— START —

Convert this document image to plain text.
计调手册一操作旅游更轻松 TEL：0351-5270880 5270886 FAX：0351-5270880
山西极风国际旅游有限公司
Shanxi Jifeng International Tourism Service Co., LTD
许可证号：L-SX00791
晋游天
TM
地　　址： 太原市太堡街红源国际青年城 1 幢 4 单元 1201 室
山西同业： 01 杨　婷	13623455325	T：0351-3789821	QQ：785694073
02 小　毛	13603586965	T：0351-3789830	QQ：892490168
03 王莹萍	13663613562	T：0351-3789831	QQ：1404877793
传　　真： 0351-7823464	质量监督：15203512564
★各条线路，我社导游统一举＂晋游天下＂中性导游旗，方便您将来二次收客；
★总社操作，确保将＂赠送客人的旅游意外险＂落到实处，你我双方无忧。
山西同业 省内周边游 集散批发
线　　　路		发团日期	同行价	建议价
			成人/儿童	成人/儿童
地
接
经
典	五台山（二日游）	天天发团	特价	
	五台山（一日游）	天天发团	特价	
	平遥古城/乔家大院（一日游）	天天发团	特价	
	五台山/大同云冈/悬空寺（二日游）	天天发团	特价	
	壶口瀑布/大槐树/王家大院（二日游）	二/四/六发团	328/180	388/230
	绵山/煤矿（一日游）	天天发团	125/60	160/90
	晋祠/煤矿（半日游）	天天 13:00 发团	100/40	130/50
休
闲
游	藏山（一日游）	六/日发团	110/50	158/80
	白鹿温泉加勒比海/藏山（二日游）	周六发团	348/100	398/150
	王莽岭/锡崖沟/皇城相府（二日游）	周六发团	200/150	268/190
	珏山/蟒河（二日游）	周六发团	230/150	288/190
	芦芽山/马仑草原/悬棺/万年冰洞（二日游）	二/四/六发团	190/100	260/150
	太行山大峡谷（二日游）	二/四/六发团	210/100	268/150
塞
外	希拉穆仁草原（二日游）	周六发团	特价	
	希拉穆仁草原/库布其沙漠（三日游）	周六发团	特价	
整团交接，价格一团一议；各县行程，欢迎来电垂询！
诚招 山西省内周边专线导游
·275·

— END —

All of the lines above must be returned exactly.

Convert this document image to plain text.
计调手册一操作旅游更轻松 TEL：0351-5270880 5270886 FAX：0351-5270880
山西极风国际旅游有限公司
Shanxi Jifeng International Tourism Service Co., LTD
许可证号：L-SX00791
晋游天
TM
地　　址： 太原市太堡街红源国际青年城 1 幢 4 单元 1201 室
山西同业： 01 杨　婷	13623455325	T：0351-3789821	QQ：785694073
02 小　毛	13603586965	T：0351-3789830	QQ：892490168
03 王莹萍	13663613562	T：0351-3789831	QQ：1404877793
传　　真： 0351-7823464	质量监督：15203512564
★各条线路，我社导游统一举＂晋游天下＂中性导游旗，方便您将来二次收客；
★总社操作，确保将＂赠送客人的旅游意外险＂落到实处，你我双方无忧。
山西同业 省内周边游 集散批发
线　　　路		发团日期	同行价	建议价
			成人/儿童	成人/儿童
地
接
经
典	五台山（二日游）	天天发团	特价	
	五台山（一日游）	天天发团	特价	
	平遥古城/乔家大院（一日游）	天天发团	特价	
	五台山/大同云冈/悬空寺（二日游）	天天发团	特价	
	壶口瀑布/大槐树/王家大院（二日游）	二/四/六发团	328/180	388/230
	绵山/煤矿（一日游）	天天发团	125/60	160/90
	晋祠/煤矿（半日游）	天天 13:00 发团	100/40	130/50
休
闲
游	藏山（一日游）	六/日发团	110/50	158/80
	白鹿温泉加勒比海/藏山（二日游）	周六发团	348/100	398/150
	王莽岭/锡崖沟/皇城相府（二日游）	周六发团	200/150	268/190
	珏山/蟒河（二日游）	周六发团	230/150	288/190
	芦芽山/马仑草原/悬棺/万年冰洞（二日游）	二/四/六发团	190/100	260/150
	太行山大峡谷（二日游）	二/四/六发团	210/100	268/150
塞
外	希拉穆仁草原（二日游）	周六发团	特价	
	希拉穆仁草原/库布其沙漠（三日游）	周六发团	特价	
整团交接，价格一团一议；各县行程，欢迎来电垂询！
诚招 山西省内周边专线导游
·275·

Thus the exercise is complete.